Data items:
++++++++++

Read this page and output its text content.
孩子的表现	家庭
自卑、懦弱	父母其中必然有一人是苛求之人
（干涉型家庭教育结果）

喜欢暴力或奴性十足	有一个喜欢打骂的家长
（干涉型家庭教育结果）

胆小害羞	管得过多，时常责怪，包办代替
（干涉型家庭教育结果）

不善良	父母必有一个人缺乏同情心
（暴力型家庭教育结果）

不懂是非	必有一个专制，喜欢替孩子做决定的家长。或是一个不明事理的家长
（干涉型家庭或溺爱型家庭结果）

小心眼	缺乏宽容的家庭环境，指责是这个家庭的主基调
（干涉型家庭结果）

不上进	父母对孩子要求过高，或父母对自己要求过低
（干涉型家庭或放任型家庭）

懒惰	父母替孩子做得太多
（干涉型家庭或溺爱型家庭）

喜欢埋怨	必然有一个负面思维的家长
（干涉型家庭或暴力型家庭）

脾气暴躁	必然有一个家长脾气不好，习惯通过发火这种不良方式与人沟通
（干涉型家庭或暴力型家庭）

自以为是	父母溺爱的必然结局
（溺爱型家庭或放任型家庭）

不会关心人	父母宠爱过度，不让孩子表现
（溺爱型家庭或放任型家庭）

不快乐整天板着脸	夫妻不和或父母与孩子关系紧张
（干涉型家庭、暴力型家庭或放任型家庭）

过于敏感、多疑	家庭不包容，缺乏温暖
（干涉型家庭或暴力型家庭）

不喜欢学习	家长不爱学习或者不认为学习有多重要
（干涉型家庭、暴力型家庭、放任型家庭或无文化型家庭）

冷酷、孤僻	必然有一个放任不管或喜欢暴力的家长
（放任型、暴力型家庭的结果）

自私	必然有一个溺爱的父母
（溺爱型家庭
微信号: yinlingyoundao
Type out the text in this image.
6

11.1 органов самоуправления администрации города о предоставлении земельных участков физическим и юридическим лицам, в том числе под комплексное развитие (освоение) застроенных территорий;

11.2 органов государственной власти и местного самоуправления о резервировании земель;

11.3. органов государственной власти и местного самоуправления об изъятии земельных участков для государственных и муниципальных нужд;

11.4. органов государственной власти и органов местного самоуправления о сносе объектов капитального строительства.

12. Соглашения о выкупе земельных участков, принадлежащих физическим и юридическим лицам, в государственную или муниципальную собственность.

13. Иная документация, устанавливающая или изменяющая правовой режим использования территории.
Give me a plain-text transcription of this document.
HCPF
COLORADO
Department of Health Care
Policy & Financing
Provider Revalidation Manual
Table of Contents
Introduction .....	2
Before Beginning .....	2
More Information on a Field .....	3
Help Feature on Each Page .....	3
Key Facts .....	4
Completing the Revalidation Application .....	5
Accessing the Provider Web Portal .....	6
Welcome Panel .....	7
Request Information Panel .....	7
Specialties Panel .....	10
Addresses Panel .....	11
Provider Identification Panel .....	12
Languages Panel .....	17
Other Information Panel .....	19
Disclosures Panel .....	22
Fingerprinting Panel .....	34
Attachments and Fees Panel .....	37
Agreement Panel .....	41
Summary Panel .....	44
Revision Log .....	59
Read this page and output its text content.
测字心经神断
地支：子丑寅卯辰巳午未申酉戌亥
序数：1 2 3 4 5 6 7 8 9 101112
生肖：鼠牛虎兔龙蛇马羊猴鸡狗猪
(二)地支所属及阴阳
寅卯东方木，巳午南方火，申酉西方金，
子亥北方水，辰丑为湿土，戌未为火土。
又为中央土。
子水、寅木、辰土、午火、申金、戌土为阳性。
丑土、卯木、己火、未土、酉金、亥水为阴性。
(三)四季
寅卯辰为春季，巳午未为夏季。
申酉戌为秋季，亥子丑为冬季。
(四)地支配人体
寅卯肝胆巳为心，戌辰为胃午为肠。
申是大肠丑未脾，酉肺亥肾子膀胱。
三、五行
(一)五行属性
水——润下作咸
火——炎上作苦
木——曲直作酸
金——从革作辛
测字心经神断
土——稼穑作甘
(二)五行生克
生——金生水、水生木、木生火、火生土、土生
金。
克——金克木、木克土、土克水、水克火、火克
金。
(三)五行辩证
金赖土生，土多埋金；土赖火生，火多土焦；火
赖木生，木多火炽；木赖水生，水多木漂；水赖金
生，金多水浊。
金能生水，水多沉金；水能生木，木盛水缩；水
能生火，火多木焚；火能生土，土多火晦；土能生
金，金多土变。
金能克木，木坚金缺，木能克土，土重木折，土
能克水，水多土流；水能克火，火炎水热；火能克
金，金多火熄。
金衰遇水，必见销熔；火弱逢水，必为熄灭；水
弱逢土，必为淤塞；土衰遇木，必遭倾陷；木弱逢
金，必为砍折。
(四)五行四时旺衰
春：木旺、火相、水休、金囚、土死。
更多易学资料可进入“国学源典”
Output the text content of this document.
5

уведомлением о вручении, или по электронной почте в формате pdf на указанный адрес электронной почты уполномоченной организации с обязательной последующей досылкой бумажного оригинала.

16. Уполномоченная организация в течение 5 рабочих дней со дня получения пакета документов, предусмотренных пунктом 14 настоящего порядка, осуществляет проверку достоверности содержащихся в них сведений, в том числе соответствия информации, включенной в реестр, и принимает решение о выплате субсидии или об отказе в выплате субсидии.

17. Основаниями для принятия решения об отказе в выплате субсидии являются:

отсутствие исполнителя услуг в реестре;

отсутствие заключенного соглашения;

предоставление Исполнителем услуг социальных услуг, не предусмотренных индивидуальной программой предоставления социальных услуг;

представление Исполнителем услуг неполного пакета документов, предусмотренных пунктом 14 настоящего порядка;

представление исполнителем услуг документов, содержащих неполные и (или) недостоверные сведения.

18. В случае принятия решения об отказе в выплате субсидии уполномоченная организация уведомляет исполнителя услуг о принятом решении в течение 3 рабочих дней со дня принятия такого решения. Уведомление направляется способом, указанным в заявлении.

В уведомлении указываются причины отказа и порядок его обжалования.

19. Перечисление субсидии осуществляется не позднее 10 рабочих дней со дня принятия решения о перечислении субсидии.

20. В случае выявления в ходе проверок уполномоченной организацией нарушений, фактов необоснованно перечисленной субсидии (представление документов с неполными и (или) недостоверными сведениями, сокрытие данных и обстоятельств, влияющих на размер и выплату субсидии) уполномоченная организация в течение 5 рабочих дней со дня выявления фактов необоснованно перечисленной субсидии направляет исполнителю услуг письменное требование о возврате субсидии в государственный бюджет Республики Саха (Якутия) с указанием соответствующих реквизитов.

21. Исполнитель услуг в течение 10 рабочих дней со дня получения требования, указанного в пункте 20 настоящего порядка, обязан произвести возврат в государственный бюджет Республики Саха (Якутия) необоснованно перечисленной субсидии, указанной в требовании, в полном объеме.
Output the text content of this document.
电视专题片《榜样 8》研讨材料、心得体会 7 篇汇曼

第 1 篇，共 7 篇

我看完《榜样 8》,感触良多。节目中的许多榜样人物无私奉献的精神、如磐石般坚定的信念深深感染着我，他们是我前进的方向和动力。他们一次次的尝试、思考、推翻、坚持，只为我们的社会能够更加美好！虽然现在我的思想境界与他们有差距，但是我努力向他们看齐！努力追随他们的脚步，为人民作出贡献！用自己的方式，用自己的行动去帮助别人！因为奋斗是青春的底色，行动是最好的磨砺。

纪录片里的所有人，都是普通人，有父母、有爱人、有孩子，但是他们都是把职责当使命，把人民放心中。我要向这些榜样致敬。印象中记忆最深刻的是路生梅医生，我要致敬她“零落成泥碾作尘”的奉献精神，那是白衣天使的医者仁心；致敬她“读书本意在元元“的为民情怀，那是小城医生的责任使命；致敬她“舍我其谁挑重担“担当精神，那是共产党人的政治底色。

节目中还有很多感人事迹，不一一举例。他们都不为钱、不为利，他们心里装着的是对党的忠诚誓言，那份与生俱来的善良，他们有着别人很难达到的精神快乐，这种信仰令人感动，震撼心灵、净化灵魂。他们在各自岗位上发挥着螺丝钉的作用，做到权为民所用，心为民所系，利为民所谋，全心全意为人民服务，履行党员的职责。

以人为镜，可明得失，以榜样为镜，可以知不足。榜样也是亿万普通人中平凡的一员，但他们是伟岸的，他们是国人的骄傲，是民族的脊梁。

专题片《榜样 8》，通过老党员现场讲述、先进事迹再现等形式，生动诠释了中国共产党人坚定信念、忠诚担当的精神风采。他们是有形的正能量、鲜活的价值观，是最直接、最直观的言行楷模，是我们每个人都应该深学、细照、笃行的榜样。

++++++++++

• TO BE DONE
From the entries above, extract every line where the word "местного" appears.

• THE OUTPUT
11.2 органов государственной власти и местного самоуправления о резервировании земель;
11.3. органов государственной власти и местного самоуправления об изъятии земельных участков для государственных и муниципальных нужд;
11.4. органов государственной власти и органов местного самоуправления о сносе объектов капитального строительства.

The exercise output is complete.